- PROBLEM STATEMENT:
Give the count of lines holding the string "name" and nothing else.

Start of PROVIDED MATERIAL

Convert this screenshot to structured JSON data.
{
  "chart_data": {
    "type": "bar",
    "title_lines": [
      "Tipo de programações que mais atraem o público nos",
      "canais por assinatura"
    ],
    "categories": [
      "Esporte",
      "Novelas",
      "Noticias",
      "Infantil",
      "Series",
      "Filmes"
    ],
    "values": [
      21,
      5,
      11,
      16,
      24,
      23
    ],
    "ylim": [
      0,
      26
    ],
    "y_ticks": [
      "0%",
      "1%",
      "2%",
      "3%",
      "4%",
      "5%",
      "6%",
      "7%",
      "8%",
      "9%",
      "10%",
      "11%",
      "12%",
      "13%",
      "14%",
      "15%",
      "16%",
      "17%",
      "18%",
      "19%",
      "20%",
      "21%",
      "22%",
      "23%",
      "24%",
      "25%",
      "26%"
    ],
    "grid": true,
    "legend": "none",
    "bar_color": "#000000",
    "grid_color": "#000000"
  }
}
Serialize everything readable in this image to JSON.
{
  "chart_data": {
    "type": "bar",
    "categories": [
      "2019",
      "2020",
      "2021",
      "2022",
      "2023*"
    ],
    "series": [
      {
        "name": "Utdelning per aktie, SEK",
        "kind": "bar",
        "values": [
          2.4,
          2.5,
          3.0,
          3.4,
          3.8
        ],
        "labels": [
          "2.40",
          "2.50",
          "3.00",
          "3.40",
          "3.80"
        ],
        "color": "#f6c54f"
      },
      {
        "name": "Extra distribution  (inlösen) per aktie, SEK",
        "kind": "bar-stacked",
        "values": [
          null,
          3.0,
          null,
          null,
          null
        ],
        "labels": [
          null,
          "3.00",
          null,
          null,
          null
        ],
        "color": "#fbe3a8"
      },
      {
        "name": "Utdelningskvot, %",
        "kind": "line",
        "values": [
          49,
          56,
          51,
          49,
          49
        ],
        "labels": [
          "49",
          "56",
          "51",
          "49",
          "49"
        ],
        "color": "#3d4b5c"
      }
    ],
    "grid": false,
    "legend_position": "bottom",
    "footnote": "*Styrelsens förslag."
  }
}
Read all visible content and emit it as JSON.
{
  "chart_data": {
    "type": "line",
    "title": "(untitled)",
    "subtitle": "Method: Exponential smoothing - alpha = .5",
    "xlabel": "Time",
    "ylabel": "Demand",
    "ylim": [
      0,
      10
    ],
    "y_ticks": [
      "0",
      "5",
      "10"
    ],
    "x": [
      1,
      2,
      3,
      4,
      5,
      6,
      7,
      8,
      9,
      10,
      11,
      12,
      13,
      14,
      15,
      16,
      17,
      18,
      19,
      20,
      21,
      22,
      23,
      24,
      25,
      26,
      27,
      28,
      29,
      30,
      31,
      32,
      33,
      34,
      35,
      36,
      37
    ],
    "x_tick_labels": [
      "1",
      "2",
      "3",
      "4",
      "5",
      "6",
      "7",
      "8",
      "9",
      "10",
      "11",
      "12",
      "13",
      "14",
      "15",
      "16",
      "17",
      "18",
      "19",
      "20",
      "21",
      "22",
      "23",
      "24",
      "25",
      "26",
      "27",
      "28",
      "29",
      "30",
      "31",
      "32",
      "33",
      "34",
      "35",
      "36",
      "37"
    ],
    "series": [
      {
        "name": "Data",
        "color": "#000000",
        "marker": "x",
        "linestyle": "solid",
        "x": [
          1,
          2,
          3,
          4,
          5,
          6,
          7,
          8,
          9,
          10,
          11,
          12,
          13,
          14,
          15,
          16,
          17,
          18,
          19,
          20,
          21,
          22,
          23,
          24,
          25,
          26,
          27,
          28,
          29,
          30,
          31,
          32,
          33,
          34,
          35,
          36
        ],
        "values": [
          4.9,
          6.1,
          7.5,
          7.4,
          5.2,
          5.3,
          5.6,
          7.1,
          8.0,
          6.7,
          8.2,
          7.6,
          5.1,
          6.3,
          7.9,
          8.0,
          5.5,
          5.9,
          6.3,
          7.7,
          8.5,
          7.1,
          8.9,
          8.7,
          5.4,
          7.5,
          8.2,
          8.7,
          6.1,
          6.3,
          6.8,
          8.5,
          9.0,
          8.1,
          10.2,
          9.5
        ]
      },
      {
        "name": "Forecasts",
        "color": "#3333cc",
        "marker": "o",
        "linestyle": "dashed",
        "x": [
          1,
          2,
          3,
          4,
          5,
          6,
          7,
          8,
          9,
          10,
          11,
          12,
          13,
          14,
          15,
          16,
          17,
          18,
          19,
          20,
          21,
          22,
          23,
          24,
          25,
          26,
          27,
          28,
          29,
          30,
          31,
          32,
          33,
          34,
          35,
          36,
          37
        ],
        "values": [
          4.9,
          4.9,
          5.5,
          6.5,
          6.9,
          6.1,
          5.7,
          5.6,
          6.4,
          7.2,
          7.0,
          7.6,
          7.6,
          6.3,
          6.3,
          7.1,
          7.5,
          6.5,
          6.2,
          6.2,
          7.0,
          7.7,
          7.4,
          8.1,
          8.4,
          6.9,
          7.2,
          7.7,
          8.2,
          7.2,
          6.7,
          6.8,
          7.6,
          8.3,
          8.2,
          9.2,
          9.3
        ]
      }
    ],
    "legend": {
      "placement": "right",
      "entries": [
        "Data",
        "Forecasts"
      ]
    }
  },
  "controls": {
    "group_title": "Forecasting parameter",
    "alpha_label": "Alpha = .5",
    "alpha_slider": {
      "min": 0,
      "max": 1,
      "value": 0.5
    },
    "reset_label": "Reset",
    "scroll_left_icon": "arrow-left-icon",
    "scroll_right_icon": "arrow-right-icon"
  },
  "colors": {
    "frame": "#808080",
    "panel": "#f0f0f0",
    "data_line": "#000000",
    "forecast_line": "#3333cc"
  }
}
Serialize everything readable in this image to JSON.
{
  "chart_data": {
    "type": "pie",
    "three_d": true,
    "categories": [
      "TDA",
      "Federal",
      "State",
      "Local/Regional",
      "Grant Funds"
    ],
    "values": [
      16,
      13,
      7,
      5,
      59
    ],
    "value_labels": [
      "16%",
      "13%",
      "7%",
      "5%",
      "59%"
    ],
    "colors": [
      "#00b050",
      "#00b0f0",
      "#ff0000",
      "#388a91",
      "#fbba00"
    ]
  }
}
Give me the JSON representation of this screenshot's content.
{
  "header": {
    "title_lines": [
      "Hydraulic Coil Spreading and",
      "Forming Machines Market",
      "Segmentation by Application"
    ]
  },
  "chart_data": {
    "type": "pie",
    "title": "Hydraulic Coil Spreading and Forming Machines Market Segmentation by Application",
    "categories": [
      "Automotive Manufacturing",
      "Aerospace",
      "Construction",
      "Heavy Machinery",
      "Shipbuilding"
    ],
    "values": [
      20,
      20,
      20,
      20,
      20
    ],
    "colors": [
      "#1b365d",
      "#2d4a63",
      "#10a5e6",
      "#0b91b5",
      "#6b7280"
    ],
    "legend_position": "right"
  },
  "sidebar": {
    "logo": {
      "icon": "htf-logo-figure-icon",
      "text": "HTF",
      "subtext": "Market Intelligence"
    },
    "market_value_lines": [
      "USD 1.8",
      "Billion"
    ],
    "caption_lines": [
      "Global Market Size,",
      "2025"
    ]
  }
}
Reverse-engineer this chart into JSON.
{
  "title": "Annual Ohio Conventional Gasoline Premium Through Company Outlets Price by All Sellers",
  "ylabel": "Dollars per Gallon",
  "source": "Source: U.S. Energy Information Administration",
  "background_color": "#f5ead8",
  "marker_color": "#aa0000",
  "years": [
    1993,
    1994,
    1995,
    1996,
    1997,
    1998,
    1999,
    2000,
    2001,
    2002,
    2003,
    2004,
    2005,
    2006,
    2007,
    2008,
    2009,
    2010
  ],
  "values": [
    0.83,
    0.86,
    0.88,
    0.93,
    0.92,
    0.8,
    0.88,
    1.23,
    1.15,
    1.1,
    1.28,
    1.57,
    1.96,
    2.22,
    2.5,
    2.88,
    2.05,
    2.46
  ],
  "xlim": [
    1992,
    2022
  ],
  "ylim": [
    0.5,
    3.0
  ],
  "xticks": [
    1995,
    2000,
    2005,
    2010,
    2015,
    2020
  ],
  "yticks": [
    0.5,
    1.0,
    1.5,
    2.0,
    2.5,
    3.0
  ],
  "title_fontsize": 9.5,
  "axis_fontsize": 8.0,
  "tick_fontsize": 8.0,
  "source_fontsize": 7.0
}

End of PROVIDED MATERIAL

- RESULT:
5